GOAL - Report every line from the material that contains the word "Householder".

RECORDS PROVIDED -
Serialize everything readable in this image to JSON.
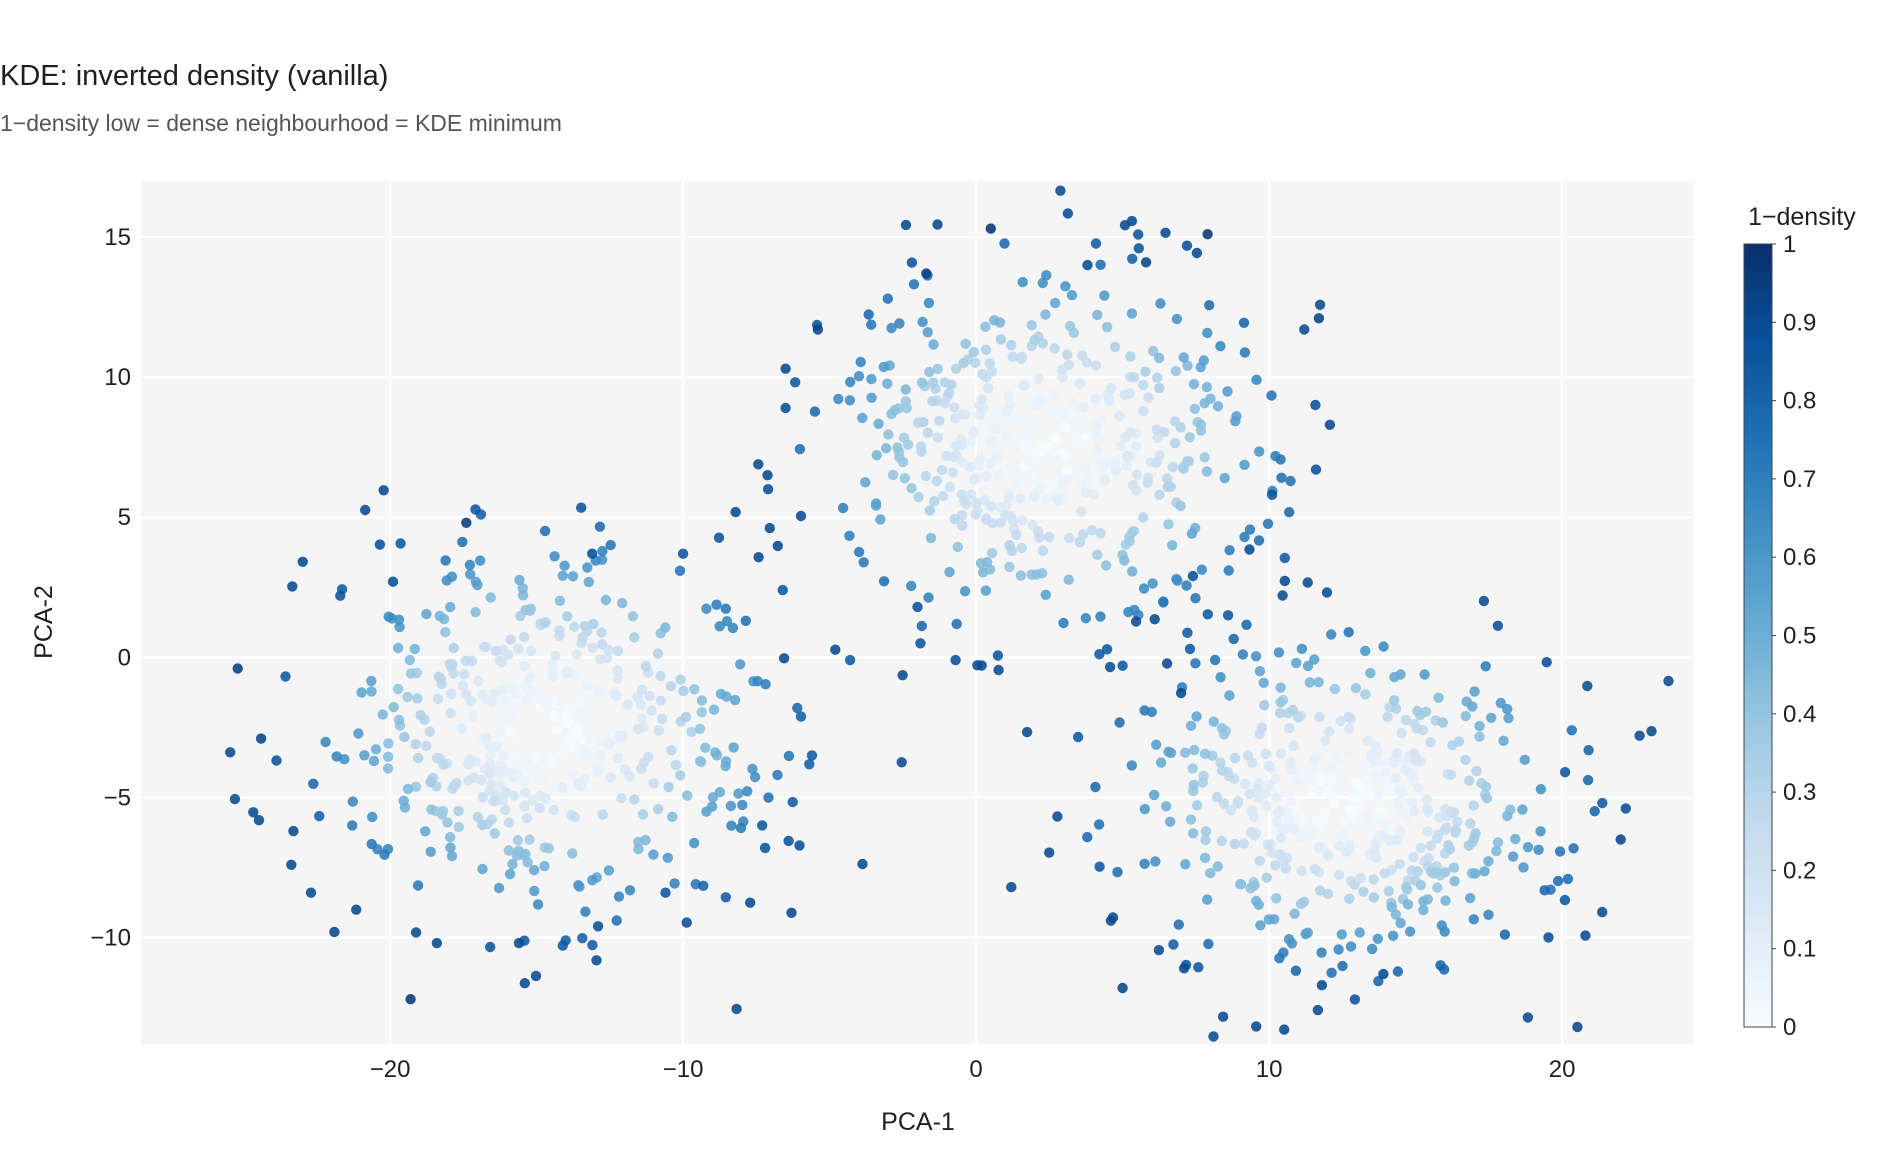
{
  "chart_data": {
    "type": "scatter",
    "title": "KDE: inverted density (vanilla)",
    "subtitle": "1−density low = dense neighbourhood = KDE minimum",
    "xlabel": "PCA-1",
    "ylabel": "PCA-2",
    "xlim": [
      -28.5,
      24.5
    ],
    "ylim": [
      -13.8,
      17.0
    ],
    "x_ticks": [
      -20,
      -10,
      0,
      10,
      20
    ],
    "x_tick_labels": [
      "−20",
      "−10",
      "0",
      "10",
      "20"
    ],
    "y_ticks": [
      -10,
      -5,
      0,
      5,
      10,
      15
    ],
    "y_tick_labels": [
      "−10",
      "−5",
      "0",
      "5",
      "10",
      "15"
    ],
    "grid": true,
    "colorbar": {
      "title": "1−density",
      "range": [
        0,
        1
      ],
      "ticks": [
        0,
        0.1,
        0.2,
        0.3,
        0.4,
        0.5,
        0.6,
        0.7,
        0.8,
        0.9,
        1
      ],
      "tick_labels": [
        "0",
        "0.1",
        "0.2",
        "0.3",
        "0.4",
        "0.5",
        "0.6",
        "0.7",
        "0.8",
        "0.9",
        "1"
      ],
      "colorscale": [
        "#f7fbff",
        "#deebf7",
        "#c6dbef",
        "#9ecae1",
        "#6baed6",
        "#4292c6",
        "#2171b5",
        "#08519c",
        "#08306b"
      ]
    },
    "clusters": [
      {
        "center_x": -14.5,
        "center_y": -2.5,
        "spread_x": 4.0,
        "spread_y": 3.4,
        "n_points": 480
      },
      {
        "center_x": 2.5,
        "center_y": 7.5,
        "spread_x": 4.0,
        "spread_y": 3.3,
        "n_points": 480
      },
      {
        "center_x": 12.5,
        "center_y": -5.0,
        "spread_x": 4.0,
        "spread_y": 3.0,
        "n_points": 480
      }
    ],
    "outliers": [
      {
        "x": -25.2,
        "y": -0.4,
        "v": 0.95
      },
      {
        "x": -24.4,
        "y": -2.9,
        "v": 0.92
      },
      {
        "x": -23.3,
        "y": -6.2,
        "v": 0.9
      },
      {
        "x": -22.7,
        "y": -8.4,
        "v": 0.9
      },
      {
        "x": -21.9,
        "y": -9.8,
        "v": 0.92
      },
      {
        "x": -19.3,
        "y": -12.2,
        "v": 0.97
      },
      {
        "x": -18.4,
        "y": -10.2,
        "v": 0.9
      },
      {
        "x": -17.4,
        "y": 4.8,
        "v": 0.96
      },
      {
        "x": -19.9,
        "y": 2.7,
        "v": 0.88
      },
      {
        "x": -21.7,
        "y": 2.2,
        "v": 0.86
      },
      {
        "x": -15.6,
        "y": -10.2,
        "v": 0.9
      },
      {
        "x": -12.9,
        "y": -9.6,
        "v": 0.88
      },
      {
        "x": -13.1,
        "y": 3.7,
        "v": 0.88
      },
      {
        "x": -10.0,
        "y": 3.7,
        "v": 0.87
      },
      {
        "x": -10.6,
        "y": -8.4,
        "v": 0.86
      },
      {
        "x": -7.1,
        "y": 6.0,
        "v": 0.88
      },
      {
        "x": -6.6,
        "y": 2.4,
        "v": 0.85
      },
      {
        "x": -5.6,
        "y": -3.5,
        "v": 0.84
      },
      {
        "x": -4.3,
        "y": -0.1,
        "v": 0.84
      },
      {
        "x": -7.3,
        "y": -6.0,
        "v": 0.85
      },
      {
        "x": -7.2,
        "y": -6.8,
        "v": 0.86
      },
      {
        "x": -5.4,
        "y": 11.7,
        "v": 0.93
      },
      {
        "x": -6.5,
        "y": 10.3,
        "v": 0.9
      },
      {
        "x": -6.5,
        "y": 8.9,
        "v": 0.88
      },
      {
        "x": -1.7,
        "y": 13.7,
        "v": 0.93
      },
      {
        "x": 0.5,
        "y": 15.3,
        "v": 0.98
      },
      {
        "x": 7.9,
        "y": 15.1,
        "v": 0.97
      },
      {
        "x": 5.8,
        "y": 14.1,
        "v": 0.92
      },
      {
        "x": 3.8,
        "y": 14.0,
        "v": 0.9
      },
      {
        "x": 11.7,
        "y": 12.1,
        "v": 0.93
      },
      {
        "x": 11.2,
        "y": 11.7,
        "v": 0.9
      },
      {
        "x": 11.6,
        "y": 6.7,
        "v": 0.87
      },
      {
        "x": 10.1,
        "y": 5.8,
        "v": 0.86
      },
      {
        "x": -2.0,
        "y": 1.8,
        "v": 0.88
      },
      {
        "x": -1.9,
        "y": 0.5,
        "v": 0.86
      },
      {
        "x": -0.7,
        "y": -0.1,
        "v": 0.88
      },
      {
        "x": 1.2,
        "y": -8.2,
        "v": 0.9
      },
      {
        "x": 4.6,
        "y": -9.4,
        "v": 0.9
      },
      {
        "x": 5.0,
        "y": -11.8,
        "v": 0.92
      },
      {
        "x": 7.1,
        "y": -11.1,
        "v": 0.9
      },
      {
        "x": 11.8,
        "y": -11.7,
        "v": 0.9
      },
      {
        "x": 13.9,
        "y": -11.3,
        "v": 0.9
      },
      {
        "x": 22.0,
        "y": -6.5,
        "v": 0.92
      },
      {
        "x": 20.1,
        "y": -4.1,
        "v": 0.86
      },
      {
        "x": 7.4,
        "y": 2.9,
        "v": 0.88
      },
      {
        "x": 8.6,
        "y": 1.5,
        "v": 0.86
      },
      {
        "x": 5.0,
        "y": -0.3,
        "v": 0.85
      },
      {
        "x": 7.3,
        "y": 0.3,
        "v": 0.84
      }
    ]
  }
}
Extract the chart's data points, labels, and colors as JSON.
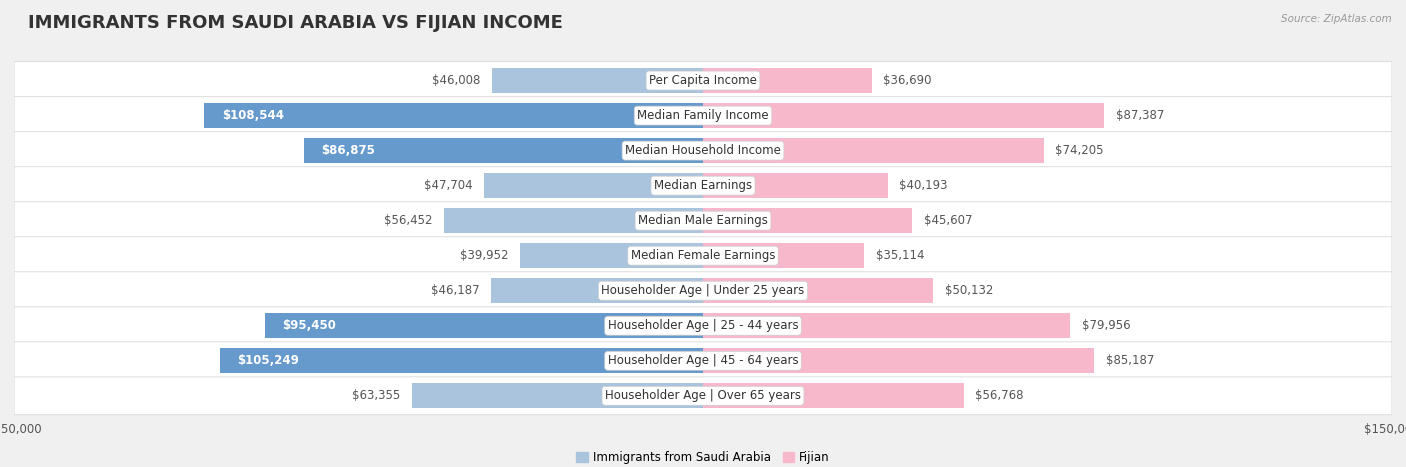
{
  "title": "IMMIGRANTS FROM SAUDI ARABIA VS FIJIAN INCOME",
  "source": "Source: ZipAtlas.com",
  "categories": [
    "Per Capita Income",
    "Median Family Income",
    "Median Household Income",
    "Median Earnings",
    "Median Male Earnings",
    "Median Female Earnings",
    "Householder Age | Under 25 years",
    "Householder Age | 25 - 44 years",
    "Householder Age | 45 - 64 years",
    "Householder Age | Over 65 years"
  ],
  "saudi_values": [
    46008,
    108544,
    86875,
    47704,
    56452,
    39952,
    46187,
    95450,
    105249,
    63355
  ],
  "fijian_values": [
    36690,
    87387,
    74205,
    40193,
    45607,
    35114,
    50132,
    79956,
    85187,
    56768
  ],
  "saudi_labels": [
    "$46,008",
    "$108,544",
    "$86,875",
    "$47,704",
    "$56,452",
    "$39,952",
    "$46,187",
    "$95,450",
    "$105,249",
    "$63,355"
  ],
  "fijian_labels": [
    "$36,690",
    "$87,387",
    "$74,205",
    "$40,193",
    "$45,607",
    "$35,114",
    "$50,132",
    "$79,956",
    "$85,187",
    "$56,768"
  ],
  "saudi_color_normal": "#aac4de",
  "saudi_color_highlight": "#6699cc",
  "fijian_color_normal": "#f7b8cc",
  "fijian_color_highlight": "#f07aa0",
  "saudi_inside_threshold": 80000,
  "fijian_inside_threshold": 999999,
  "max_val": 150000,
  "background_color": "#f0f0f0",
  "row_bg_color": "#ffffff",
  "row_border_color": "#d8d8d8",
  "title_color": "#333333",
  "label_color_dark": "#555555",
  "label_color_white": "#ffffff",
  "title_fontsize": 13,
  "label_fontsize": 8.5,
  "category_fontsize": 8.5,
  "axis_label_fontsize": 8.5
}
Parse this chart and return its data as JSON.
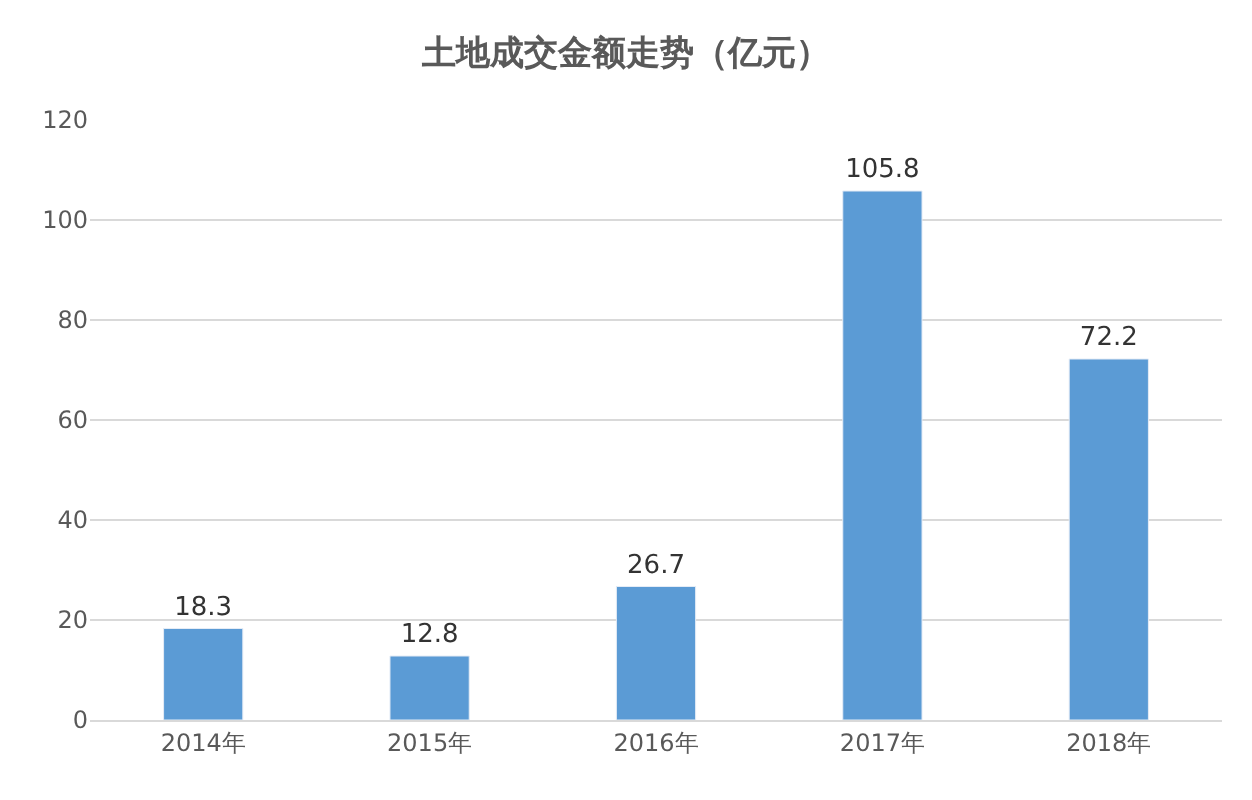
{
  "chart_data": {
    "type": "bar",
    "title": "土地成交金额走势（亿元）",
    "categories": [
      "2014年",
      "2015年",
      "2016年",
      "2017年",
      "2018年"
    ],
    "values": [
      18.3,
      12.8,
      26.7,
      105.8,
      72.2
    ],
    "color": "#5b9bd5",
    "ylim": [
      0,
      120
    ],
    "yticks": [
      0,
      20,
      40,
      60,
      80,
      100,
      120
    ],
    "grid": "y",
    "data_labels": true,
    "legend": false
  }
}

WRITTEN REPLY -
    "Householder Age | Under 25 years",
    "Householder Age | 25 - 44 years",
    "Householder Age | 45 - 64 years",
    "Householder Age | Over 65 years"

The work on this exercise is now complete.